• DATASET EXTRACT:

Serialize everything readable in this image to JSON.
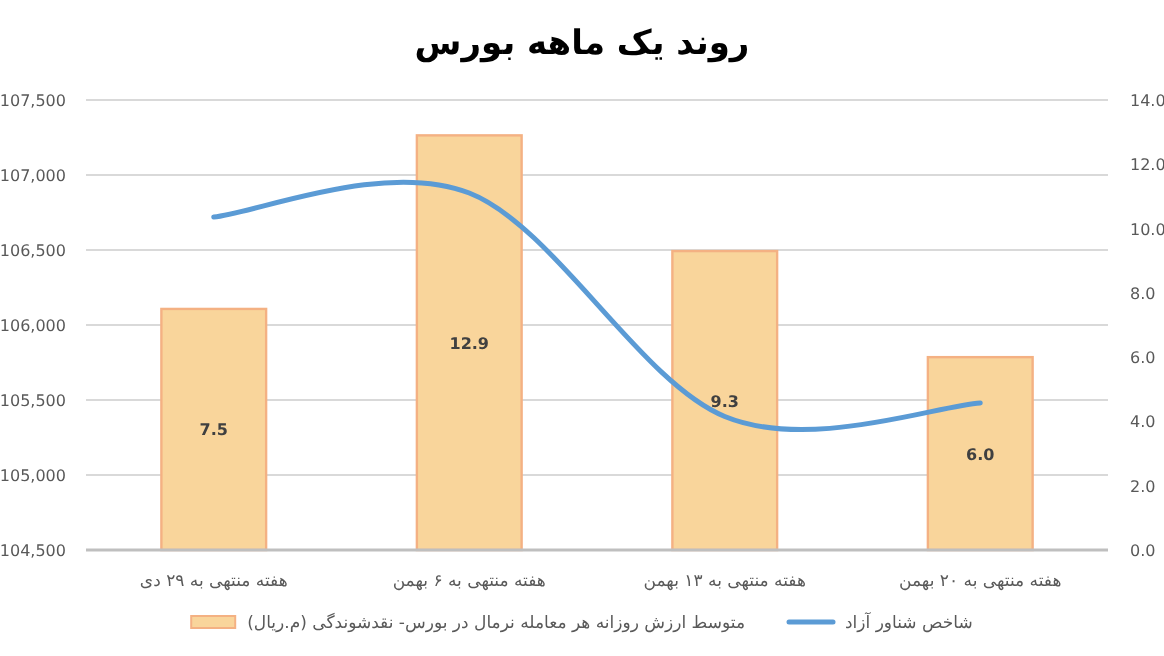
{
  "chart_data": {
    "type": "bar",
    "title": "روند یک ماهه بورس",
    "categories": [
      "هفته منتهی به ۲۹ دی",
      "هفته منتهی به ۶ بهمن",
      "هفته منتهی به ۱۳ بهمن",
      "هفته منتهی به ۲۰ بهمن"
    ],
    "series": [
      {
        "name": "متوسط ارزش روزانه هر معامله نرمال در بورس- نقدشوندگی (م.ریال)",
        "axis": "y2",
        "color": "#f9d59b",
        "values": [
          7.5,
          12.9,
          9.3,
          6.0
        ],
        "value_labels": [
          "7.5",
          "12.9",
          "9.3",
          "6.0"
        ]
      },
      {
        "name": "شاخص شناور آزاد",
        "type": "line",
        "color": "#5b9bd5",
        "values": [
          106720,
          106880,
          105390,
          105480
        ]
      }
    ],
    "ylim": [
      104500,
      107500
    ],
    "yticks": [
      {
        "value": 104500,
        "label": "104,500"
      },
      {
        "value": 105000,
        "label": "105,000"
      },
      {
        "value": 105500,
        "label": "105,500"
      },
      {
        "value": 106000,
        "label": "106,000"
      },
      {
        "value": 106500,
        "label": "106,500"
      },
      {
        "value": 107000,
        "label": "107,000"
      },
      {
        "value": 107500,
        "label": "107,500"
      }
    ],
    "y2lim": [
      0,
      14
    ],
    "y2ticks": [
      {
        "value": 0,
        "label": "0.0"
      },
      {
        "value": 2,
        "label": "2.0"
      },
      {
        "value": 4,
        "label": "4.0"
      },
      {
        "value": 6,
        "label": "6.0"
      },
      {
        "value": 8,
        "label": "8.0"
      },
      {
        "value": 10,
        "label": "10.0"
      },
      {
        "value": 12,
        "label": "12.0"
      },
      {
        "value": 14,
        "label": "14.0"
      }
    ],
    "grid": "y",
    "legend": "bottom"
  }
}
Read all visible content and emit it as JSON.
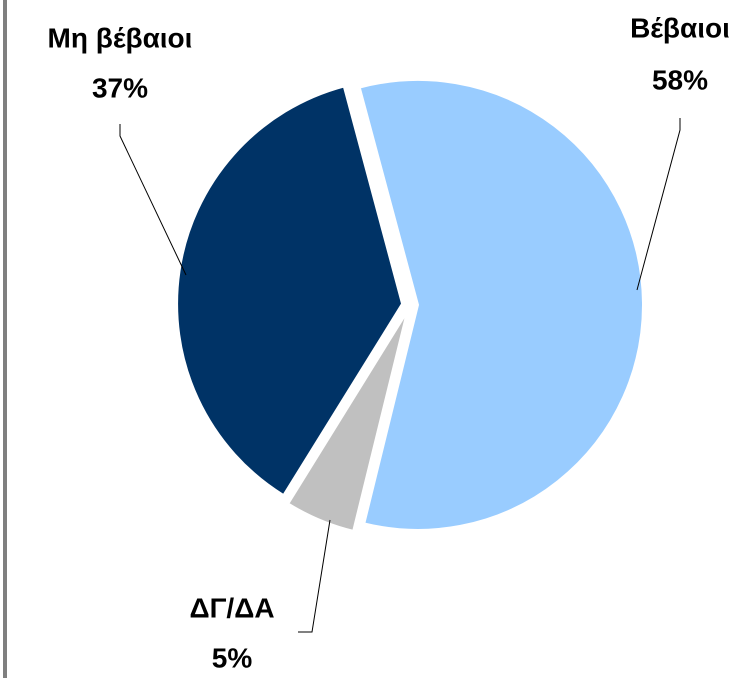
{
  "chart_data": {
    "type": "pie",
    "categories": [
      "Βέβαιοι",
      "ΔΓ/ΔΑ",
      "Μη βέβαιοι"
    ],
    "values": [
      58,
      5,
      37
    ],
    "value_labels": [
      "58%",
      "5%",
      "37%"
    ],
    "colors": [
      "#99ccff",
      "#c0c0c0",
      "#003366"
    ]
  }
}
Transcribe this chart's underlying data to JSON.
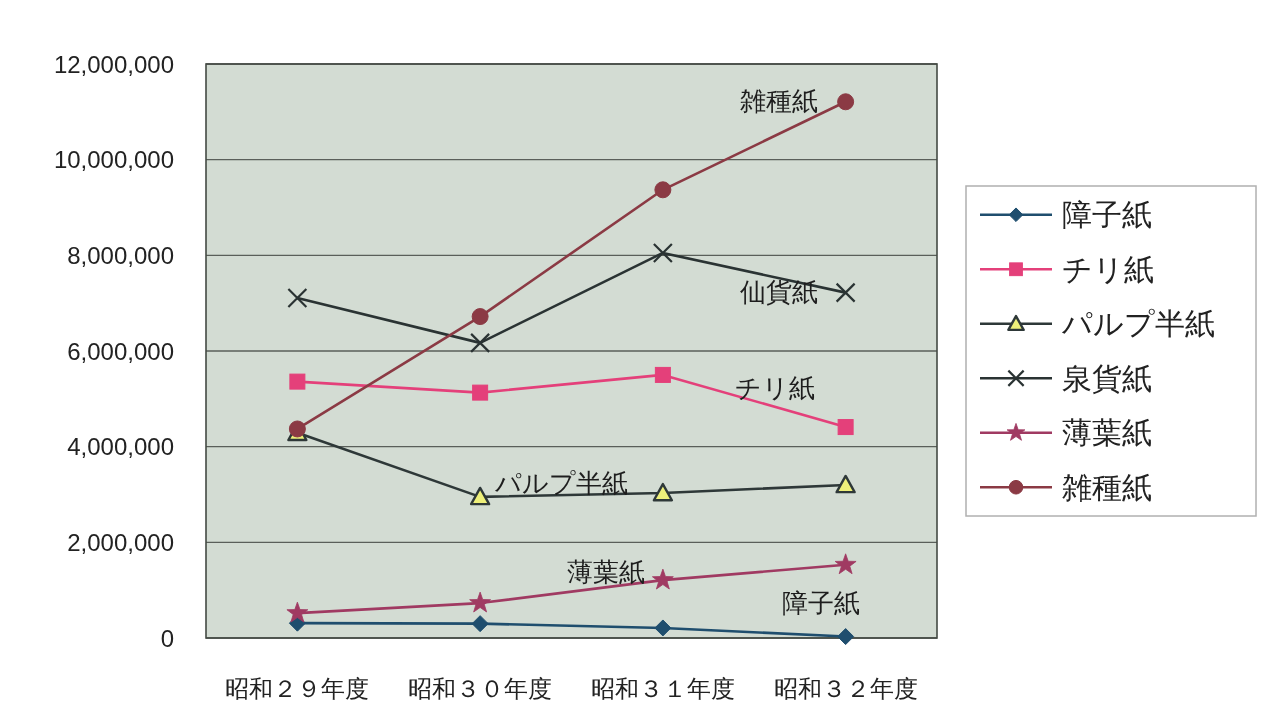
{
  "chart_data": {
    "type": "line",
    "categories": [
      "昭和２９年度",
      "昭和３０年度",
      "昭和３１年度",
      "昭和３２年度"
    ],
    "series": [
      {
        "name": "障子紙",
        "color": "#1f4e6e",
        "marker": "diamond",
        "values": [
          310000,
          300000,
          210000,
          30000
        ]
      },
      {
        "name": "チリ紙",
        "color": "#e4407a",
        "marker": "square",
        "values": [
          5360000,
          5130000,
          5500000,
          4410000
        ]
      },
      {
        "name": "パルプ半紙",
        "color": "#2e3838",
        "marker": "triangle",
        "values": [
          4290000,
          2950000,
          3030000,
          3200000
        ]
      },
      {
        "name": "泉貨紙",
        "color": "#2a3333",
        "marker": "cross",
        "values": [
          7110000,
          6170000,
          8050000,
          7220000
        ]
      },
      {
        "name": "薄葉紙",
        "color": "#a03a62",
        "marker": "star",
        "values": [
          520000,
          730000,
          1210000,
          1530000
        ]
      },
      {
        "name": "雑種紙",
        "color": "#8b3a44",
        "marker": "circle",
        "values": [
          4370000,
          6720000,
          9370000,
          11210000
        ]
      }
    ],
    "ylim": [
      0,
      12000000
    ],
    "yticks": [
      0,
      {
        "value": 2000000,
        "label": "2,000,000"
      },
      {
        "value": 4000000,
        "label": "4,000,000"
      },
      {
        "value": 6000000,
        "label": "6,000,000"
      },
      {
        "value": 8000000,
        "label": "8,000,000"
      },
      {
        "value": 10000000,
        "label": "10,000,000"
      },
      {
        "value": 12000000,
        "label": "12,000,000"
      }
    ],
    "grid": "y",
    "legend": "right",
    "annotations": [
      {
        "text": "雑種紙",
        "x": "昭和３２年度",
        "y": 11210000
      },
      {
        "text": "仙貨紙",
        "x": "昭和３２年度",
        "y": 7220000
      },
      "チリ紙",
      "パルプ半紙",
      {
        "text": "薄葉紙",
        "x": "昭和３１年度",
        "y": 1210000
      },
      "障子紙"
    ]
  }
}
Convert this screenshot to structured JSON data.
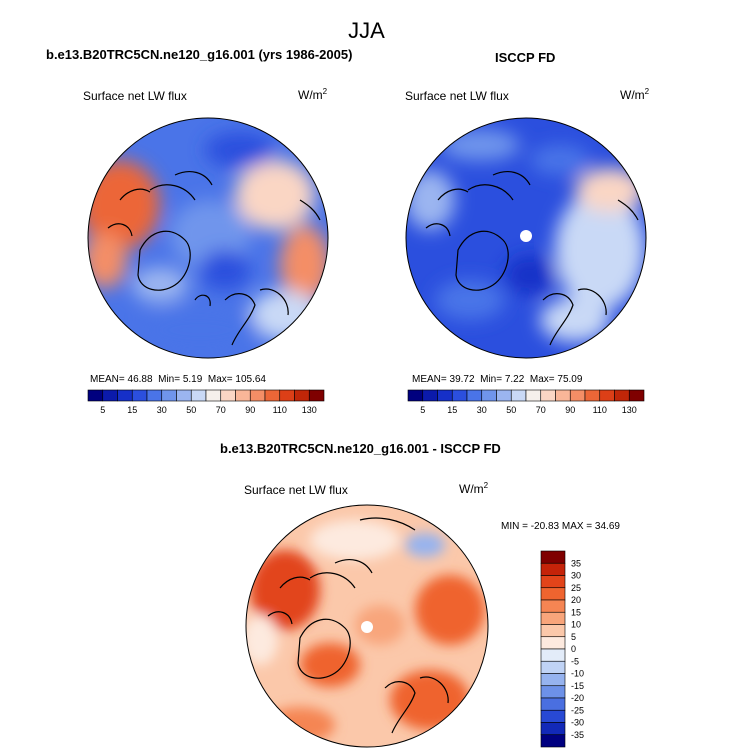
{
  "title": "JJA",
  "panels": {
    "model": {
      "case": "b.e13.B20TRC5CN.ne120_g16.001 (yrs 1986-2005)",
      "variable": "Surface net LW flux",
      "units_base": "W/m",
      "units_exp": "2",
      "mean_label": "MEAN=",
      "mean": "46.88",
      "min_label": "Min=",
      "min": "5.19",
      "max_label": "Max=",
      "max": "105.64"
    },
    "obs": {
      "case": "ISCCP FD",
      "variable": "Surface net LW flux",
      "units_base": "W/m",
      "units_exp": "2",
      "mean_label": "MEAN=",
      "mean": "39.72",
      "min_label": "Min=",
      "min": "7.22",
      "max_label": "Max=",
      "max": "75.09"
    },
    "diff": {
      "case": "b.e13.B20TRC5CN.ne120_g16.001 - ISCCP FD",
      "variable": "Surface net LW flux",
      "units_base": "W/m",
      "units_exp": "2",
      "minmax_text": "MIN = -20.83 MAX =  34.69"
    }
  },
  "chart_data": [
    {
      "type": "heatmap",
      "projection": "north polar stereographic",
      "title": "b.e13.B20TRC5CN.ne120_g16.001 (yrs 1986-2005)",
      "variable": "Surface net LW flux",
      "units": "W/m2",
      "mean": 46.88,
      "min": 5.19,
      "max": 105.64,
      "colorbar": {
        "levels": [
          5,
          10,
          15,
          20,
          30,
          40,
          50,
          60,
          70,
          80,
          90,
          100,
          110,
          120,
          130
        ],
        "tick_labels": [
          "5",
          "15",
          "30",
          "50",
          "70",
          "90",
          "110",
          "130"
        ],
        "colors": [
          "#00007f",
          "#0b1aab",
          "#1630c8",
          "#2b4fde",
          "#4a74e8",
          "#7095ec",
          "#9bb5f0",
          "#c9d9f6",
          "#f5f0ec",
          "#fad6c4",
          "#f9b698",
          "#f48e66",
          "#ec6637",
          "#dc3f17",
          "#c02608",
          "#7f0000"
        ]
      }
    },
    {
      "type": "heatmap",
      "projection": "north polar stereographic",
      "title": "ISCCP FD",
      "variable": "Surface net LW flux",
      "units": "W/m2",
      "mean": 39.72,
      "min": 7.22,
      "max": 75.09,
      "colorbar": {
        "levels": [
          5,
          10,
          15,
          20,
          30,
          40,
          50,
          60,
          70,
          80,
          90,
          100,
          110,
          120,
          130
        ],
        "tick_labels": [
          "5",
          "15",
          "30",
          "50",
          "70",
          "90",
          "110",
          "130"
        ],
        "colors": [
          "#00007f",
          "#0b1aab",
          "#1630c8",
          "#2b4fde",
          "#4a74e8",
          "#7095ec",
          "#9bb5f0",
          "#c9d9f6",
          "#f5f0ec",
          "#fad6c4",
          "#f9b698",
          "#f48e66",
          "#ec6637",
          "#dc3f17",
          "#c02608",
          "#7f0000"
        ]
      }
    },
    {
      "type": "heatmap",
      "projection": "north polar stereographic",
      "title": "b.e13.B20TRC5CN.ne120_g16.001 - ISCCP FD",
      "variable": "Surface net LW flux",
      "units": "W/m2",
      "min": -20.83,
      "max": 34.69,
      "colorbar": {
        "orientation": "vertical",
        "levels": [
          35,
          30,
          25,
          20,
          15,
          10,
          5,
          0,
          -5,
          -10,
          -15,
          -20,
          -25,
          -30,
          -35
        ],
        "tick_labels": [
          "35",
          "30",
          "25",
          "20",
          "15",
          "10",
          "5",
          "0",
          "-5",
          "-10",
          "-15",
          "-20",
          "-25",
          "-30",
          "-35"
        ],
        "colors": [
          "#7f0000",
          "#c52309",
          "#e2441a",
          "#ef642f",
          "#f58553",
          "#f8a57b",
          "#fbc8aa",
          "#fdeadf",
          "#e3ecf9",
          "#c0d3f5",
          "#96b3ef",
          "#6d91e8",
          "#4a6fe0",
          "#2849d4",
          "#1229b8",
          "#000080"
        ]
      }
    }
  ]
}
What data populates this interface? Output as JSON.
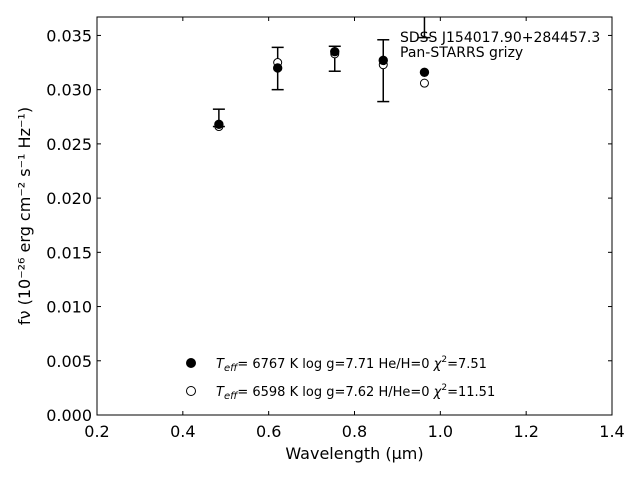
{
  "chart_data": {
    "type": "scatter",
    "xlabel": "Wavelength (μm)",
    "ylabel": "fν (10⁻²⁶ erg cm⁻² s⁻¹ Hz⁻¹)",
    "xlim": [
      0.2,
      1.4
    ],
    "ylim": [
      0.0,
      0.0367
    ],
    "xticks": [
      "0.2",
      "0.4",
      "0.6",
      "0.8",
      "1.0",
      "1.2",
      "1.4"
    ],
    "yticks": [
      "0.000",
      "0.005",
      "0.010",
      "0.015",
      "0.020",
      "0.025",
      "0.030",
      "0.035"
    ],
    "grid": false,
    "annotation": {
      "line1": "SDSS J154017.90+284457.3",
      "line2": "Pan-STARRS grizy"
    },
    "observed": {
      "x": [
        0.484,
        0.621,
        0.754,
        0.867,
        0.963
      ],
      "y": [
        0.0267,
        0.032,
        0.0334,
        0.0327,
        0.0316
      ],
      "yerr_low": [
        0.0266,
        0.03,
        0.0317,
        0.0289,
        0.0348
      ],
      "yerr_high": [
        0.0282,
        0.0339,
        0.034,
        0.0346,
        0.0367
      ],
      "cap_low": [
        true,
        true,
        true,
        true,
        true
      ],
      "cap_high": [
        true,
        true,
        true,
        true,
        false
      ]
    },
    "series": [
      {
        "marker": "filled",
        "x": [
          0.484,
          0.621,
          0.754,
          0.867,
          0.963
        ],
        "y": [
          0.0268,
          0.032,
          0.0335,
          0.0327,
          0.0316
        ],
        "label": {
          "teff": "6767 K",
          "logg": "log g=7.71",
          "comp": "He/H=0",
          "chi2": "=7.51"
        }
      },
      {
        "marker": "open",
        "x": [
          0.484,
          0.621,
          0.754,
          0.867,
          0.963
        ],
        "y": [
          0.0266,
          0.0325,
          0.0333,
          0.0323,
          0.0306
        ],
        "label": {
          "teff": "6598 K",
          "logg": "log g=7.62",
          "comp": "H/He=0",
          "chi2": "=11.51"
        }
      }
    ]
  }
}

• SET TASK: Of the lines in this material, state how many hold the string "بهمن". Write no other words.

• PROBLEM SOLUTION: 3